> [EXERCISE]:
Repeat every entry in the listing below, exactly.

-- -- --

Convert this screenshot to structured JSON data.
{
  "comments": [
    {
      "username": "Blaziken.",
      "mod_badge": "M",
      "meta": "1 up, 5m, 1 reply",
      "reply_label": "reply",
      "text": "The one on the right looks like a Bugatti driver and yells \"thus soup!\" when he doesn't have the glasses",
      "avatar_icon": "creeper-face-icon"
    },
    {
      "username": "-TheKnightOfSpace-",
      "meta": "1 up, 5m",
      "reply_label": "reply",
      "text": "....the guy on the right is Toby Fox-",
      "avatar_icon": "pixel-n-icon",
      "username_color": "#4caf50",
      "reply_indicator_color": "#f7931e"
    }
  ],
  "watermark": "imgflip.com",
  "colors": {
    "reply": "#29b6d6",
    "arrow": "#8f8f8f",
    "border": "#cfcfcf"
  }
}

-- -- --

> [FINISHED ANSWER]:
Convert this screenshot to structured JSON data.
{
  "comments": [
    {
      "username": "Blaziken.",
      "mod_badge": "M",
      "meta": "1 up, 5m, 1 reply",
      "reply_label": "reply",
      "text": "The one on the right looks like a Bugatti driver and yells \"thus soup!\" when he doesn't have the glasses",
      "avatar_icon": "creeper-face-icon"
    },
    {
      "username": "-TheKnightOfSpace-",
      "meta": "1 up, 5m",
      "reply_label": "reply",
      "text": "....the guy on the right is Toby Fox-",
      "avatar_icon": "pixel-n-icon",
      "username_color": "#4caf50",
      "reply_indicator_color": "#f7931e"
    }
  ],
  "watermark": "imgflip.com",
  "colors": {
    "reply": "#29b6d6",
    "arrow": "#8f8f8f",
    "border": "#cfcfcf"
  }
}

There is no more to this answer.